WHAT NEEDS TO BE DONE. Tally how many lines include "Durata". The number is the whole answer.

Extracted records
+---+
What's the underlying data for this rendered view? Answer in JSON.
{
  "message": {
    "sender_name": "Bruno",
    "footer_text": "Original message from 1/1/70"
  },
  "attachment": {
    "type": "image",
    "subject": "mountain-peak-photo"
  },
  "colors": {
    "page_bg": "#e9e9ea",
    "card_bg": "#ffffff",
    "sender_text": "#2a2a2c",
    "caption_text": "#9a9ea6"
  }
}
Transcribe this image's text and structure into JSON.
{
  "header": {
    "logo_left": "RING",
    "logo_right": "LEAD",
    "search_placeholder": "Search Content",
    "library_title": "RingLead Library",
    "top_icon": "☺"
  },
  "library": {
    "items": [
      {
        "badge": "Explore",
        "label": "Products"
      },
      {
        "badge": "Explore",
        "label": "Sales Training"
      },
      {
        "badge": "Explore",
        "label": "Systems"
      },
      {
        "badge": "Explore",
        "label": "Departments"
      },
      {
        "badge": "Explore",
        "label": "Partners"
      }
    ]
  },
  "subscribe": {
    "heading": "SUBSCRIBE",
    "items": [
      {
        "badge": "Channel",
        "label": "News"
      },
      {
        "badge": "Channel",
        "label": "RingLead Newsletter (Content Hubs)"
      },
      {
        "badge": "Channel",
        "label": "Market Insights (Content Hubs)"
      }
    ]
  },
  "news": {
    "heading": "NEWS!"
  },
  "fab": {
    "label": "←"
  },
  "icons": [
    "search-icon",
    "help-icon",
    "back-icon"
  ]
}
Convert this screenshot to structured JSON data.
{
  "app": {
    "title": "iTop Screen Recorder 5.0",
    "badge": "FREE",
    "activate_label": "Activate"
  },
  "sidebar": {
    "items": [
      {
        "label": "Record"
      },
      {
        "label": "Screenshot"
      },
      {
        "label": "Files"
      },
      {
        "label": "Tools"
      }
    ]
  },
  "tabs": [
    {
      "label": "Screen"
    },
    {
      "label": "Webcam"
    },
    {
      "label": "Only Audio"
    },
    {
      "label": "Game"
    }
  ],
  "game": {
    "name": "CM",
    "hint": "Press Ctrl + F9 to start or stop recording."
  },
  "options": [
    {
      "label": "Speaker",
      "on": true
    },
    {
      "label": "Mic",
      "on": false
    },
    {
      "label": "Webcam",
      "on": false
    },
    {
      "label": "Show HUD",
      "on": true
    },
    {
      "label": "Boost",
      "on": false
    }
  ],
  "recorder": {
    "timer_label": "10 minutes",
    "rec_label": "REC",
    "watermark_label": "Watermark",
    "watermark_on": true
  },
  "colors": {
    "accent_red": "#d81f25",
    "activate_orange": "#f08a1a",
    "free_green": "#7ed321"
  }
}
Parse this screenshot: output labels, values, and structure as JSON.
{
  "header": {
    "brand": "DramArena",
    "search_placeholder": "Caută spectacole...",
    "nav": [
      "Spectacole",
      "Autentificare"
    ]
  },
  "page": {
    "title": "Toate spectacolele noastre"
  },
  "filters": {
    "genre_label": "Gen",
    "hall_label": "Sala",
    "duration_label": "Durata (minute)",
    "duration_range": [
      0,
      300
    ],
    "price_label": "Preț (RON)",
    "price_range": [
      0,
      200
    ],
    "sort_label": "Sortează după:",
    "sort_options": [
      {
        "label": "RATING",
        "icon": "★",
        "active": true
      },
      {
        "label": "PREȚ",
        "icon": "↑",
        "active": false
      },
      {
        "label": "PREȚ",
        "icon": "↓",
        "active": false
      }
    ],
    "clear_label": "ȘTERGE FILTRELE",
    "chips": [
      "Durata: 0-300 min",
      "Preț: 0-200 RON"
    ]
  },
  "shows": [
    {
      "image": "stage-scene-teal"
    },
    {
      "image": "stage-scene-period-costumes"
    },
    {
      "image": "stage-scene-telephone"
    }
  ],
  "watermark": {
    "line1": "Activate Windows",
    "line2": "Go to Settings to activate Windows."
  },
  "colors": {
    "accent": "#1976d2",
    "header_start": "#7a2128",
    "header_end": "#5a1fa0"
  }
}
+---+
TASK RESULT. 2